##### Data supplied

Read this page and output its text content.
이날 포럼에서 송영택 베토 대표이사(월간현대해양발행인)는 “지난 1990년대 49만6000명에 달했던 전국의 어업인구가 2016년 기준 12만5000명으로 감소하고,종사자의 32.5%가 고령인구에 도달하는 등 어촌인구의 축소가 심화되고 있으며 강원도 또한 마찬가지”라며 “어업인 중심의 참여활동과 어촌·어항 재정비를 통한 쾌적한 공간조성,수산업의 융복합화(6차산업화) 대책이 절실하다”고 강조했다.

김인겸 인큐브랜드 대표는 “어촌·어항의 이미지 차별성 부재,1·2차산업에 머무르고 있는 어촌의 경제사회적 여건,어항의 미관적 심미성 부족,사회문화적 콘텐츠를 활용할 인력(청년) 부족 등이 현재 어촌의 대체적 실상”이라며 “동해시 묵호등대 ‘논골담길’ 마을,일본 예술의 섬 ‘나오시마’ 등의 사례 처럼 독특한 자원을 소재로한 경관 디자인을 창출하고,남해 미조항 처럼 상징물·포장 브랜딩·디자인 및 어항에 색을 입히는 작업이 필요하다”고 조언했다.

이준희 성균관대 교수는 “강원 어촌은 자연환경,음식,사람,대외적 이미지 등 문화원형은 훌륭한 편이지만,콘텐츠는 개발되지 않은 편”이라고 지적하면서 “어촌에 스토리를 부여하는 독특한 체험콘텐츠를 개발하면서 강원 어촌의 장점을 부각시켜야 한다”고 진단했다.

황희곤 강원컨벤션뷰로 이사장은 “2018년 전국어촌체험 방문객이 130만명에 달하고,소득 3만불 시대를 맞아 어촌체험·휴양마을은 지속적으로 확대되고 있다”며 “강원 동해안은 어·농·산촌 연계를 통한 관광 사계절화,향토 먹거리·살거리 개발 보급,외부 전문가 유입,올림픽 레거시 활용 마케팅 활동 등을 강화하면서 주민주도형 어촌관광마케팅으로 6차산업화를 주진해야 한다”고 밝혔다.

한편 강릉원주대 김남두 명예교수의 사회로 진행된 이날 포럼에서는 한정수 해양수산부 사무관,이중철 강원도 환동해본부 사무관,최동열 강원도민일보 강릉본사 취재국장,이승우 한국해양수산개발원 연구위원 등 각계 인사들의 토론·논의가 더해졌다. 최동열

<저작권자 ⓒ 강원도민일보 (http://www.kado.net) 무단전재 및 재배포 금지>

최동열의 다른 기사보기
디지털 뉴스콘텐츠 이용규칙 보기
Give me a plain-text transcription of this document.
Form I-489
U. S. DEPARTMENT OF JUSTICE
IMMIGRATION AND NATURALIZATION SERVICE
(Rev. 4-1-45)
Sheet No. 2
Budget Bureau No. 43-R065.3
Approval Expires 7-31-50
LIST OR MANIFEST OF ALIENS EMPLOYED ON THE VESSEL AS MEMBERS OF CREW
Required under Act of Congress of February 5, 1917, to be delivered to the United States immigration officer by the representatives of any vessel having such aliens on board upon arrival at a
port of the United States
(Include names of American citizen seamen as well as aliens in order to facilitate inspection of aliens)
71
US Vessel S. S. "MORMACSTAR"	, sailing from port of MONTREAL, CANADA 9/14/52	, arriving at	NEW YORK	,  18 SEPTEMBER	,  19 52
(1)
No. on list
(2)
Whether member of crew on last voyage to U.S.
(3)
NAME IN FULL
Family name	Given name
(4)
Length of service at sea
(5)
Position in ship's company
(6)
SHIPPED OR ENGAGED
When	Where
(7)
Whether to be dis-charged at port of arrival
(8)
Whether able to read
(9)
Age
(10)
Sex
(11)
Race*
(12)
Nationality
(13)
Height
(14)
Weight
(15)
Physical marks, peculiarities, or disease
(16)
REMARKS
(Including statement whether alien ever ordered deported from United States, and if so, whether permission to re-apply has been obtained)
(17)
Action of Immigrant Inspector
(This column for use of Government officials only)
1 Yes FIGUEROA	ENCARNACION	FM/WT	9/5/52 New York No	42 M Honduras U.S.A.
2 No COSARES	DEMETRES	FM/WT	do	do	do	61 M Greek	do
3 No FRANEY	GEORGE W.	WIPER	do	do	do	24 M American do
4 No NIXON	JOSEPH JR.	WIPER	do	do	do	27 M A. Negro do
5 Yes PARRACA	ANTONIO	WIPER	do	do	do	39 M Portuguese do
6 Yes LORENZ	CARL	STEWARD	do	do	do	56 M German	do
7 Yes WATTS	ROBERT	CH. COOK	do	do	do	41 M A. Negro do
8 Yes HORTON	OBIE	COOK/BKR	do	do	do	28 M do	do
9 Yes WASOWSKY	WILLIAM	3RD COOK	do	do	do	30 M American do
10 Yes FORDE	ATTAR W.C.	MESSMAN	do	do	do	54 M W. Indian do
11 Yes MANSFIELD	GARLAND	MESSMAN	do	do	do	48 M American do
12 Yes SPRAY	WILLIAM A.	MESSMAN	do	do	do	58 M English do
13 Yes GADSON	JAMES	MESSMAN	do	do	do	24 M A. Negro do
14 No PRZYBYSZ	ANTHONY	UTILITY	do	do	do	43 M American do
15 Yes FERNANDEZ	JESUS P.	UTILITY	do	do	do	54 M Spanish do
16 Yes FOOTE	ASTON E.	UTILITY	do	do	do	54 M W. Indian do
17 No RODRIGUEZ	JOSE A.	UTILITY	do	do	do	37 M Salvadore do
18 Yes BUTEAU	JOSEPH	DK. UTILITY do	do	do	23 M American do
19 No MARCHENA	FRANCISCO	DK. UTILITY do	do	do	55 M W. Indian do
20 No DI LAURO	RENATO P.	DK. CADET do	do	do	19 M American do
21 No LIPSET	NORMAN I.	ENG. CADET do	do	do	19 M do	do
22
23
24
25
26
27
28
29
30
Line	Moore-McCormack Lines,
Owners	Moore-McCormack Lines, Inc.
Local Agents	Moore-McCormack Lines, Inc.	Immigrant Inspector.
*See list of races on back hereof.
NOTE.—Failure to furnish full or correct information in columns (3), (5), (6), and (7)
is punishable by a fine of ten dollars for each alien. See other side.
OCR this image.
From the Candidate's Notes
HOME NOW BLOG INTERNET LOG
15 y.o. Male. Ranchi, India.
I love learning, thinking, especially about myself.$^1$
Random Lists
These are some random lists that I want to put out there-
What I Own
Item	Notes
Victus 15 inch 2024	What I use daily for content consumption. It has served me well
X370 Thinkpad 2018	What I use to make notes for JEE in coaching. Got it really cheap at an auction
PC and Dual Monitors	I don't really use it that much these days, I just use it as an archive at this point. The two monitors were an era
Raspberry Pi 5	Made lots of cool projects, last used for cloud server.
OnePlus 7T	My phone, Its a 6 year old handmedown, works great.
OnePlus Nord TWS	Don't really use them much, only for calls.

##########

= Your objective =
Extract the full listing above without alteration.

= Result for this task =
Read this page and output its text content.
이날 포럼에서 송영택 베토 대표이사(월간현대해양발행인)는 “지난 1990년대 49만6000명에 달했던 전국의 어업인구가 2016년 기준 12만5000명으로 감소하고,종사자의 32.5%가 고령인구에 도달하는 등 어촌인구의 축소가 심화되고 있으며 강원도 또한 마찬가지”라며 “어업인 중심의 참여활동과 어촌·어항 재정비를 통한 쾌적한 공간조성,수산업의 융복합화(6차산업화) 대책이 절실하다”고 강조했다.

김인겸 인큐브랜드 대표는 “어촌·어항의 이미지 차별성 부재,1·2차산업에 머무르고 있는 어촌의 경제사회적 여건,어항의 미관적 심미성 부족,사회문화적 콘텐츠를 활용할 인력(청년) 부족 등이 현재 어촌의 대체적 실상”이라며 “동해시 묵호등대 ‘논골담길’ 마을,일본 예술의 섬 ‘나오시마’ 등의 사례 처럼 독특한 자원을 소재로한 경관 디자인을 창출하고,남해 미조항 처럼 상징물·포장 브랜딩·디자인 및 어항에 색을 입히는 작업이 필요하다”고 조언했다.

이준희 성균관대 교수는 “강원 어촌은 자연환경,음식,사람,대외적 이미지 등 문화원형은 훌륭한 편이지만,콘텐츠는 개발되지 않은 편”이라고 지적하면서 “어촌에 스토리를 부여하는 독특한 체험콘텐츠를 개발하면서 강원 어촌의 장점을 부각시켜야 한다”고 진단했다.

황희곤 강원컨벤션뷰로 이사장은 “2018년 전국어촌체험 방문객이 130만명에 달하고,소득 3만불 시대를 맞아 어촌체험·휴양마을은 지속적으로 확대되고 있다”며 “강원 동해안은 어·농·산촌 연계를 통한 관광 사계절화,향토 먹거리·살거리 개발 보급,외부 전문가 유입,올림픽 레거시 활용 마케팅 활동 등을 강화하면서 주민주도형 어촌관광마케팅으로 6차산업화를 주진해야 한다”고 밝혔다.

한편 강릉원주대 김남두 명예교수의 사회로 진행된 이날 포럼에서는 한정수 해양수산부 사무관,이중철 강원도 환동해본부 사무관,최동열 강원도민일보 강릉본사 취재국장,이승우 한국해양수산개발원 연구위원 등 각계 인사들의 토론·논의가 더해졌다. 최동열

<저작권자 ⓒ 강원도민일보 (http://www.kado.net) 무단전재 및 재배포 금지>

최동열의 다른 기사보기
디지털 뉴스콘텐츠 이용규칙 보기
Give me a plain-text transcription of this document.
Form I-489
U. S. DEPARTMENT OF JUSTICE
IMMIGRATION AND NATURALIZATION SERVICE
(Rev. 4-1-45)
Sheet No. 2
Budget Bureau No. 43-R065.3
Approval Expires 7-31-50
LIST OR MANIFEST OF ALIENS EMPLOYED ON THE VESSEL AS MEMBERS OF CREW
Required under Act of Congress of February 5, 1917, to be delivered to the United States immigration officer by the representatives of any vessel having such aliens on board upon arrival at a
port of the United States
(Include names of American citizen seamen as well as aliens in order to facilitate inspection of aliens)
71
US Vessel S. S. "MORMACSTAR"	, sailing from port of MONTREAL, CANADA 9/14/52	, arriving at	NEW YORK	,  18 SEPTEMBER	,  19 52
(1)
No. on list
(2)
Whether member of crew on last voyage to U.S.
(3)
NAME IN FULL
Family name	Given name
(4)
Length of service at sea
(5)
Position in ship's company
(6)
SHIPPED OR ENGAGED
When	Where
(7)
Whether to be dis-charged at port of arrival
(8)
Whether able to read
(9)
Age
(10)
Sex
(11)
Race*
(12)
Nationality
(13)
Height
(14)
Weight
(15)
Physical marks, peculiarities, or disease
(16)
REMARKS
(Including statement whether alien ever ordered deported from United States, and if so, whether permission to re-apply has been obtained)
(17)
Action of Immigrant Inspector
(This column for use of Government officials only)
1 Yes FIGUEROA	ENCARNACION	FM/WT	9/5/52 New York No	42 M Honduras U.S.A.
2 No COSARES	DEMETRES	FM/WT	do	do	do	61 M Greek	do
3 No FRANEY	GEORGE W.	WIPER	do	do	do	24 M American do
4 No NIXON	JOSEPH JR.	WIPER	do	do	do	27 M A. Negro do
5 Yes PARRACA	ANTONIO	WIPER	do	do	do	39 M Portuguese do
6 Yes LORENZ	CARL	STEWARD	do	do	do	56 M German	do
7 Yes WATTS	ROBERT	CH. COOK	do	do	do	41 M A. Negro do
8 Yes HORTON	OBIE	COOK/BKR	do	do	do	28 M do	do
9 Yes WASOWSKY	WILLIAM	3RD COOK	do	do	do	30 M American do
10 Yes FORDE	ATTAR W.C.	MESSMAN	do	do	do	54 M W. Indian do
11 Yes MANSFIELD	GARLAND	MESSMAN	do	do	do	48 M American do
12 Yes SPRAY	WILLIAM A.	MESSMAN	do	do	do	58 M English do
13 Yes GADSON	JAMES	MESSMAN	do	do	do	24 M A. Negro do
14 No PRZYBYSZ	ANTHONY	UTILITY	do	do	do	43 M American do
15 Yes FERNANDEZ	JESUS P.	UTILITY	do	do	do	54 M Spanish do
16 Yes FOOTE	ASTON E.	UTILITY	do	do	do	54 M W. Indian do
17 No RODRIGUEZ	JOSE A.	UTILITY	do	do	do	37 M Salvadore do
18 Yes BUTEAU	JOSEPH	DK. UTILITY do	do	do	23 M American do
19 No MARCHENA	FRANCISCO	DK. UTILITY do	do	do	55 M W. Indian do
20 No DI LAURO	RENATO P.	DK. CADET do	do	do	19 M American do
21 No LIPSET	NORMAN I.	ENG. CADET do	do	do	19 M do	do
22
23
24
25
26
27
28
29
30
Line	Moore-McCormack Lines,
Owners	Moore-McCormack Lines, Inc.
Local Agents	Moore-McCormack Lines, Inc.	Immigrant Inspector.
*See list of races on back hereof.
NOTE.—Failure to furnish full or correct information in columns (3), (5), (6), and (7)
is punishable by a fine of ten dollars for each alien. See other side.
OCR this image.
From the Candidate's Notes
HOME NOW BLOG INTERNET LOG
15 y.o. Male. Ranchi, India.
I love learning, thinking, especially about myself.$^1$
Random Lists
These are some random lists that I want to put out there-
What I Own
Item	Notes
Victus 15 inch 2024	What I use daily for content consumption. It has served me well
X370 Thinkpad 2018	What I use to make notes for JEE in coaching. Got it really cheap at an auction
PC and Dual Monitors	I don't really use it that much these days, I just use it as an archive at this point. The two monitors were an era
Raspberry Pi 5	Made lots of cool projects, last used for cloud server.
OnePlus 7T	My phone, Its a 6 year old handmedown, works great.
OnePlus Nord TWS	Don't really use them much, only for calls.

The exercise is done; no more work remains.